Written instruction: Write out all the entries word for word and omit any pictures.

Dataset rows:
☆ ☆ ☆ ☆ ☆

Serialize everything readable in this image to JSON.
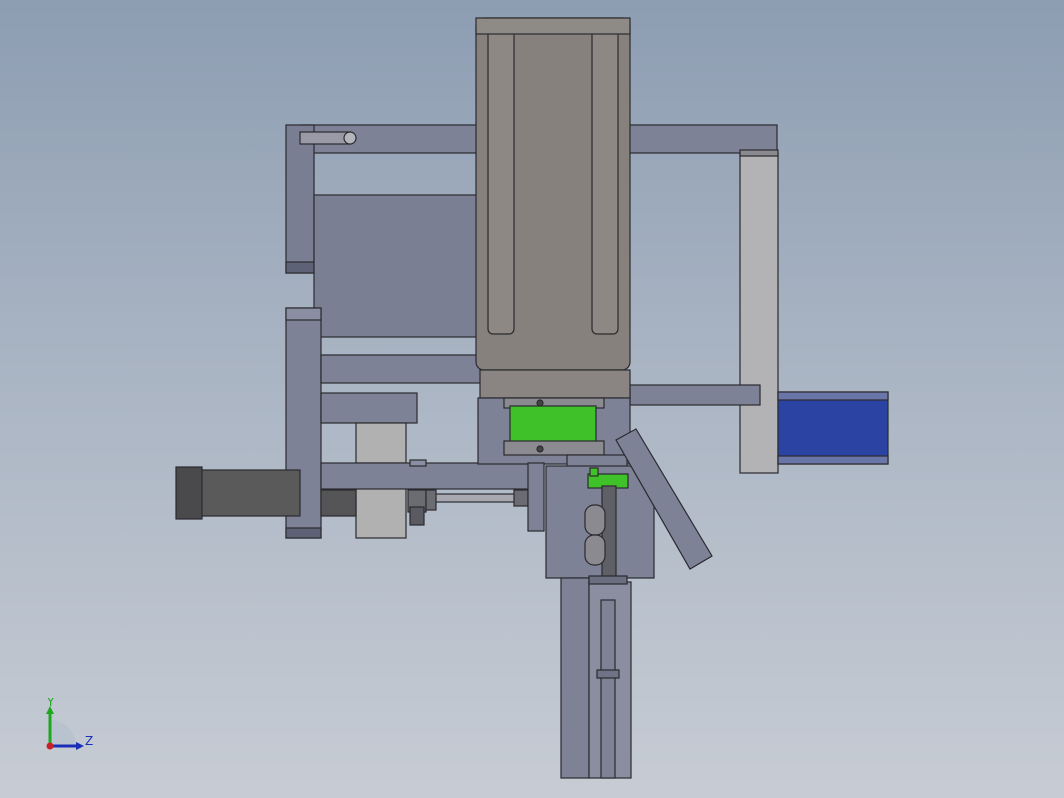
{
  "viewport": {
    "background_top": "#8d9db2",
    "background_bottom": "#c7ccd4"
  },
  "model": {
    "colors": {
      "frame": "#7e8297",
      "frame_dark": "#5e6276",
      "motor_body": "#86817d",
      "light_grey": "#b1b1b1",
      "blue_block": "#2b43a3",
      "green_part": "#3fc12a",
      "outline": "#2a2a2e"
    }
  },
  "triad": {
    "y_label": "Y",
    "z_label": "Z",
    "y_color": "#1fa61f",
    "z_color": "#1b2eb8",
    "origin_color": "#c8202a"
  }
}
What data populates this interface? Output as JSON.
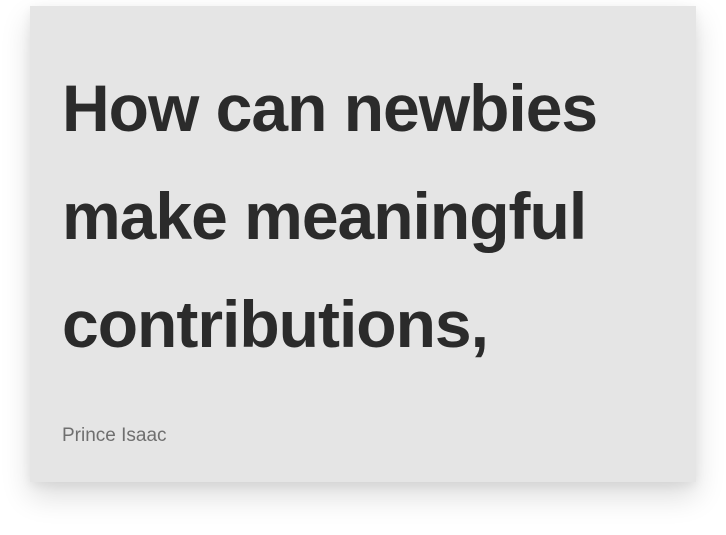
{
  "card": {
    "title": "How can newbies make meaningful contributions,",
    "author": "Prince Isaac"
  },
  "colors": {
    "card_background": "#e5e5e5",
    "title_text": "#2b2b2b",
    "author_text": "#6f6f6f"
  }
}
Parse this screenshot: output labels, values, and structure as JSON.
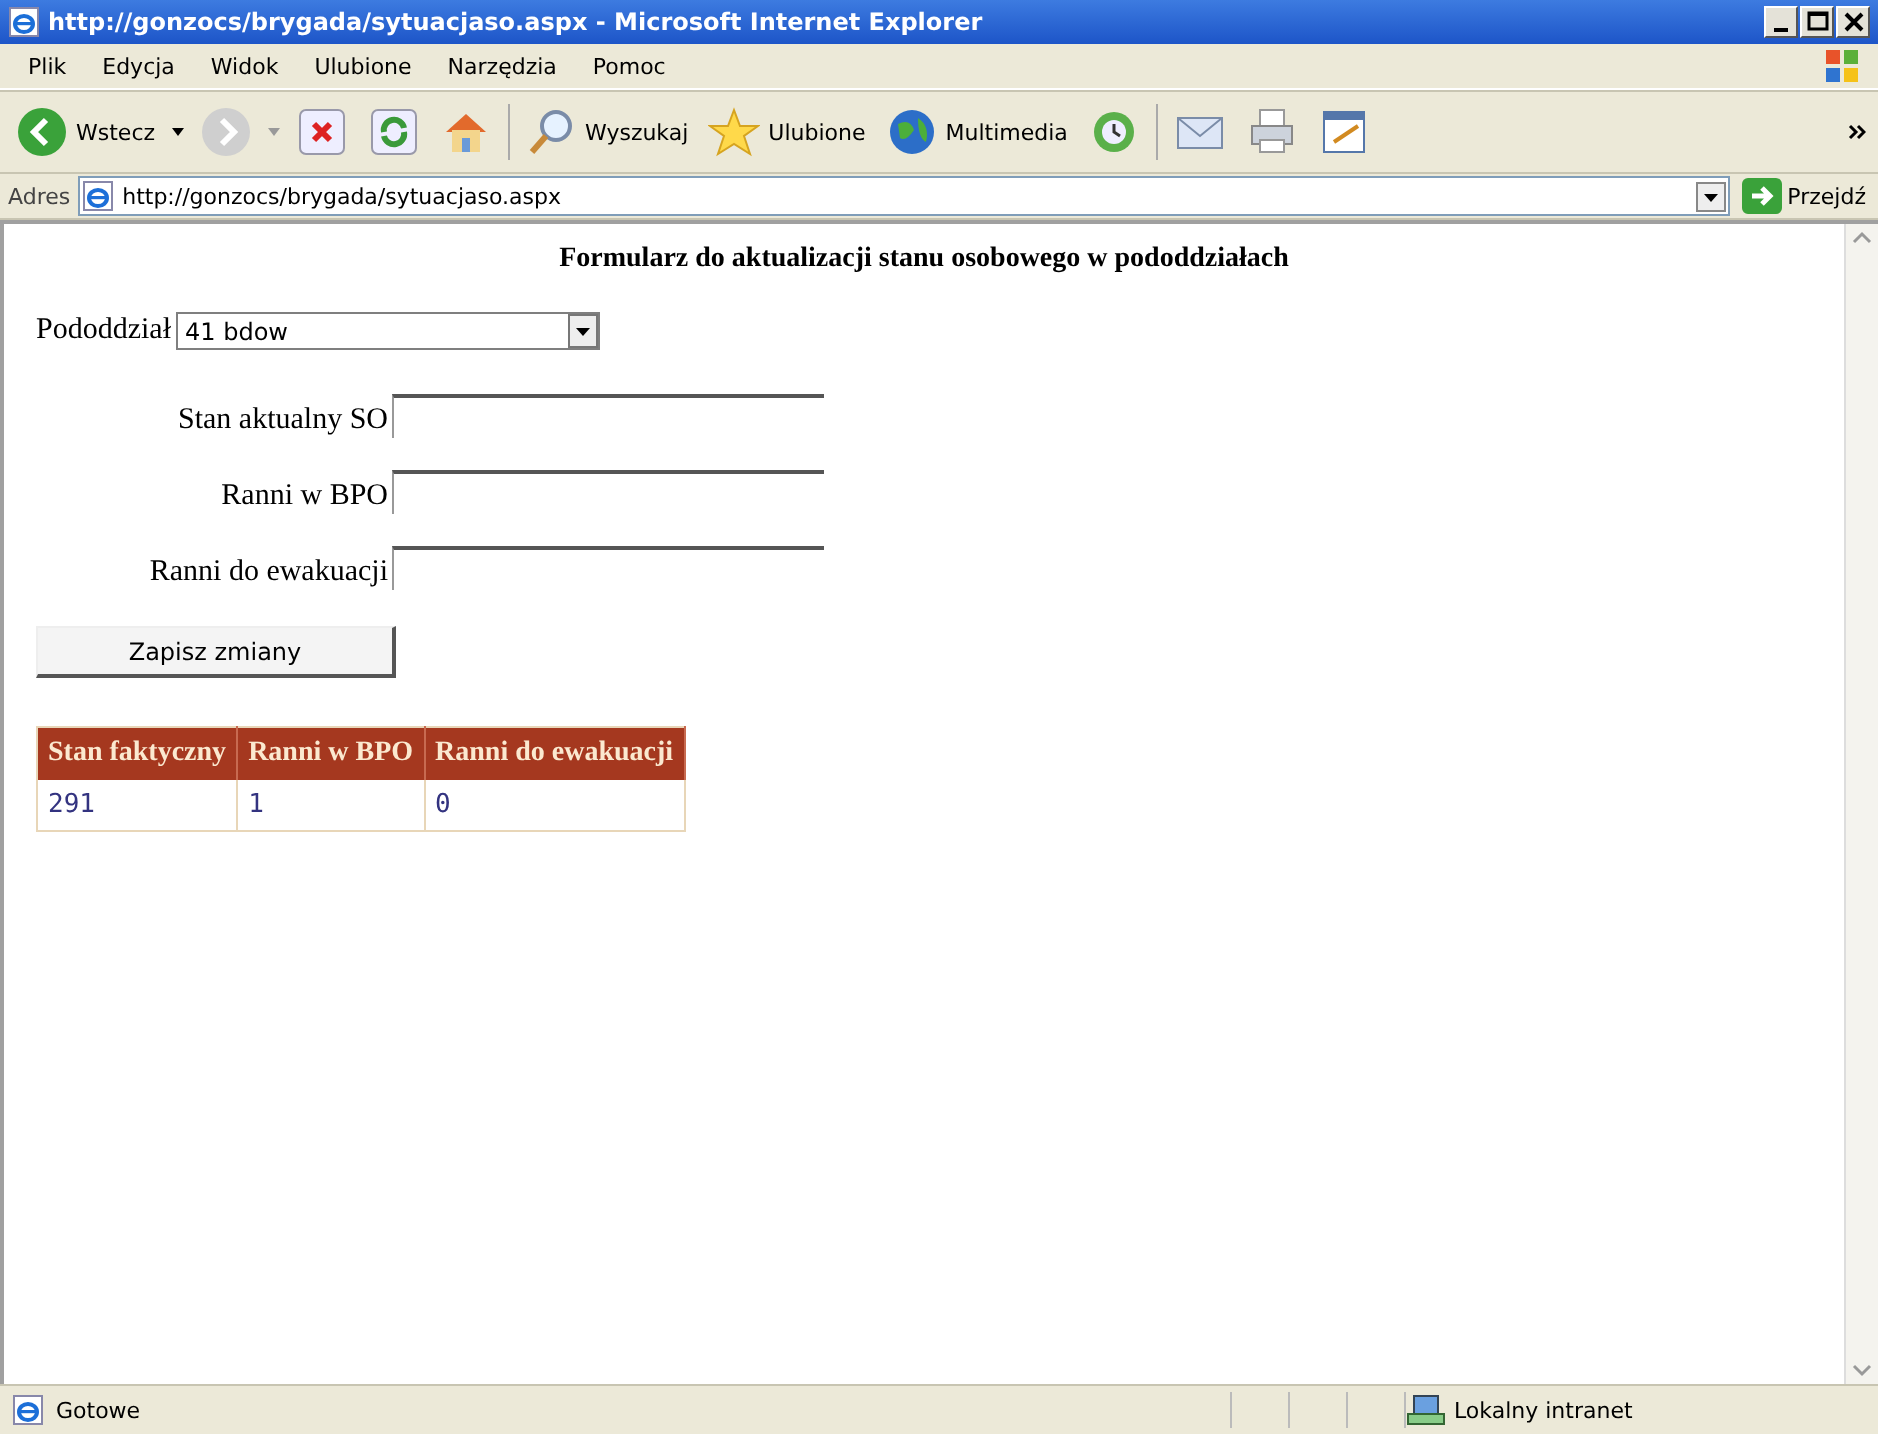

☆ ☆ ☆ ☆ ☆

Solution to the problem:
Serialize everything readable in this image to JSON.
{
  "viewport": {
    "background_top": "#8d9db2",
    "background_bottom": "#c7ccd4"
  },
  "model": {
    "colors": {
      "frame": "#7e8297",
      "frame_dark": "#5e6276",
      "motor_body": "#86817d",
      "light_grey": "#b1b1b1",
      "blue_block": "#2b43a3",
      "green_part": "#3fc12a",
      "outline": "#2a2a2e"
    }
  },
  "triad": {
    "y_label": "Y",
    "z_label": "Z",
    "y_color": "#1fa61f",
    "z_color": "#1b2eb8",
    "origin_color": "#c8202a"
  }
}
What data populates this interface? Output as JSON.
{
  "card": {
    "title": "How can newbies make meaningful contributions,",
    "author": "Prince Isaac"
  },
  "colors": {
    "card_background": "#e5e5e5",
    "title_text": "#2b2b2b",
    "author_text": "#6f6f6f"
  }
}
Parse this screenshot: output labels, values, and structure as JSON.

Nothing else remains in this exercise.